## START

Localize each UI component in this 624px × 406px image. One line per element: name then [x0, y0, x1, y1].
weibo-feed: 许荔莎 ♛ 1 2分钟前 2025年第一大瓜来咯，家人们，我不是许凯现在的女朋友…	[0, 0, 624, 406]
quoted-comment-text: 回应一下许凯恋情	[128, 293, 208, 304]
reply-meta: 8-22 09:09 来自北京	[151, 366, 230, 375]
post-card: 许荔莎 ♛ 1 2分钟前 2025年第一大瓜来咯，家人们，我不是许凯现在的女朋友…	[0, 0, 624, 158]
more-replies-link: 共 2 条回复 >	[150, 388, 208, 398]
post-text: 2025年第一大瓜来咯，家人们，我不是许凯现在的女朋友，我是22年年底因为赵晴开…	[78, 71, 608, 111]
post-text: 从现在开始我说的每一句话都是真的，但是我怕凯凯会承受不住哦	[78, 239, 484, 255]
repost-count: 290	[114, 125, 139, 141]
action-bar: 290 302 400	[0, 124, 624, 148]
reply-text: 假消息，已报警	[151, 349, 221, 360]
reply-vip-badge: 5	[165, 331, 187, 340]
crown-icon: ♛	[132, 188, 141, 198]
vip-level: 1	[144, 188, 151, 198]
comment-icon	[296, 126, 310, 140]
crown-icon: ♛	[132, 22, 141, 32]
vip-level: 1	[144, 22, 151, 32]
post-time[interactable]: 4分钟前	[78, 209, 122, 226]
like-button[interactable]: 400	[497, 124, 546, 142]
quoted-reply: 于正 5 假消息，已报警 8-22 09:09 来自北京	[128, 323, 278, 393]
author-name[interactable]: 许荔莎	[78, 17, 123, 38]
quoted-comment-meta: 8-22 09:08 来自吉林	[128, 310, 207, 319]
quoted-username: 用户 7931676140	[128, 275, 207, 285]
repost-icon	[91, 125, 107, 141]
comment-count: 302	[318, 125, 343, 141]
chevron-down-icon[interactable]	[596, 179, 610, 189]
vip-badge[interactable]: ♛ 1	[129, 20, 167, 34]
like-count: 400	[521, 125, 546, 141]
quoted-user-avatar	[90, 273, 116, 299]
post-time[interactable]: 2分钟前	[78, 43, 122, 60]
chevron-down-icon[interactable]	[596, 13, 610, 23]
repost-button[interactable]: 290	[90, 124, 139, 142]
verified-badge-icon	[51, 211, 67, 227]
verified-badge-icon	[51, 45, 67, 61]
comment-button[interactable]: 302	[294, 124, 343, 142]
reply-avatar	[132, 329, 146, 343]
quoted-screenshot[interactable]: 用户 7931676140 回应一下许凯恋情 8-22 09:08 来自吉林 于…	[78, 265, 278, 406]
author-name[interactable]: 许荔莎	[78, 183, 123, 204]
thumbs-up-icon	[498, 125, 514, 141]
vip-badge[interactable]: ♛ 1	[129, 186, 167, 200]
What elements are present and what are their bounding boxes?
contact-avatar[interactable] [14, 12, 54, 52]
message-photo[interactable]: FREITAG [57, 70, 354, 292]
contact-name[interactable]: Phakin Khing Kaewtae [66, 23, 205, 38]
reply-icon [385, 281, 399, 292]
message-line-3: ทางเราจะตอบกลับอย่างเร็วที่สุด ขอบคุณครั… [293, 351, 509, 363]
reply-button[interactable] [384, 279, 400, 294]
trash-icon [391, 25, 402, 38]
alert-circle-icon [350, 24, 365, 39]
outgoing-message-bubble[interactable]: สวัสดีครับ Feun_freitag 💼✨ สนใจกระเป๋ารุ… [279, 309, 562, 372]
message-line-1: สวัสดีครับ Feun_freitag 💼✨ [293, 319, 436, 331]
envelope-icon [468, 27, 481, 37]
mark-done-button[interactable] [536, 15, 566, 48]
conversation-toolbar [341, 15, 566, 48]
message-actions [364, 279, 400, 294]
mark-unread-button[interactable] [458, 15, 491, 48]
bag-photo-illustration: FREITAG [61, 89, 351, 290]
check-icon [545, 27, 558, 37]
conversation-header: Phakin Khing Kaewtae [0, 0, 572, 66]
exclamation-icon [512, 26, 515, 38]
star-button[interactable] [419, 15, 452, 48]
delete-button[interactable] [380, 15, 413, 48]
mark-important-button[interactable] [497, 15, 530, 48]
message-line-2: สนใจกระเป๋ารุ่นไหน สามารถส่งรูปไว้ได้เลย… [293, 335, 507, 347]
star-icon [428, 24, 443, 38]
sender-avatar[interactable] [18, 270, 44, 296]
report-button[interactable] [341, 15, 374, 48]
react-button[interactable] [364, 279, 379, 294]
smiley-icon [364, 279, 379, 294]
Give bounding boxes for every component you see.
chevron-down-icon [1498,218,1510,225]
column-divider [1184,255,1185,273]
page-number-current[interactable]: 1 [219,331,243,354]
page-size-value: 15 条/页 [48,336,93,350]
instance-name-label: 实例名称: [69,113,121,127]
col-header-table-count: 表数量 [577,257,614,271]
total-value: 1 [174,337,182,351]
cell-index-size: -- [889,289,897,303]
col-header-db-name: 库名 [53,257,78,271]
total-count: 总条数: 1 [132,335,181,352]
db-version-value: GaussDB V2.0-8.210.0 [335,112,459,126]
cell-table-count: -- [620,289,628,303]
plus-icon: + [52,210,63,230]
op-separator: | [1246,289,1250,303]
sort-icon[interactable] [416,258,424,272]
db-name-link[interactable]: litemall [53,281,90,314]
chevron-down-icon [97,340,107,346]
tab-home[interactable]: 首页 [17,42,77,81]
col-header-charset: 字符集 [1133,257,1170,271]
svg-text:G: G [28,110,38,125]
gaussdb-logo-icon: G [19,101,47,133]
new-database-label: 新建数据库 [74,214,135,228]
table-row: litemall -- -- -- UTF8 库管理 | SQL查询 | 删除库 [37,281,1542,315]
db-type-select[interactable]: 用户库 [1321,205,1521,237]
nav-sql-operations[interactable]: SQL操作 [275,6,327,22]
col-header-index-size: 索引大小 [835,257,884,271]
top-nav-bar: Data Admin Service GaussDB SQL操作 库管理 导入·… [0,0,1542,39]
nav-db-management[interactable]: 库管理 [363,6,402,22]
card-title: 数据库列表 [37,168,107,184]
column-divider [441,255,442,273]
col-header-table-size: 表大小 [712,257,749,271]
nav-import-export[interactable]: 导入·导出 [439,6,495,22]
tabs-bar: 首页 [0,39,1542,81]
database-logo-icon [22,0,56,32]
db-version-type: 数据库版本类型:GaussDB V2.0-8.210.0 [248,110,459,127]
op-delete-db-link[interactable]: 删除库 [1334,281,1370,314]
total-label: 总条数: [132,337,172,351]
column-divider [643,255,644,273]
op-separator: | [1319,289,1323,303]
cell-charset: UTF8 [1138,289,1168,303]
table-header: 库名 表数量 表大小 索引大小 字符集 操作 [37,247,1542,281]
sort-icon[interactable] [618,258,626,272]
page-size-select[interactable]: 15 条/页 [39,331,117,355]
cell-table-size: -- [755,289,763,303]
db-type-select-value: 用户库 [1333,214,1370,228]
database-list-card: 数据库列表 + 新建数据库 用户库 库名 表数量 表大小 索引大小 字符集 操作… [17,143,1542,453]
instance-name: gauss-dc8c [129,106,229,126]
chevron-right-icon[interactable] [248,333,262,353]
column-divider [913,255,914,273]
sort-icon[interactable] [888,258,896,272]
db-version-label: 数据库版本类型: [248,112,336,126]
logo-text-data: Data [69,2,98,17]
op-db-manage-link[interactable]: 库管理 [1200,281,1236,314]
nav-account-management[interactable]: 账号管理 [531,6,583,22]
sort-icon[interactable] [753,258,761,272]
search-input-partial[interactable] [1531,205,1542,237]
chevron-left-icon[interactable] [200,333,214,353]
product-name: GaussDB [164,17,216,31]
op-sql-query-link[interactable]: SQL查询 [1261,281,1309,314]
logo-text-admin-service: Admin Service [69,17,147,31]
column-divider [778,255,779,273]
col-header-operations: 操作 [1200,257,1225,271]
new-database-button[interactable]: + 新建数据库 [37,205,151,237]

## END

Written exercise: Gather every line in the records above that contains the word "author", where case counts.

Answer for this exercise:
author-name[interactable]: 许荔莎	[78, 17, 123, 38]
author-name[interactable]: 许荔莎	[78, 183, 123, 204]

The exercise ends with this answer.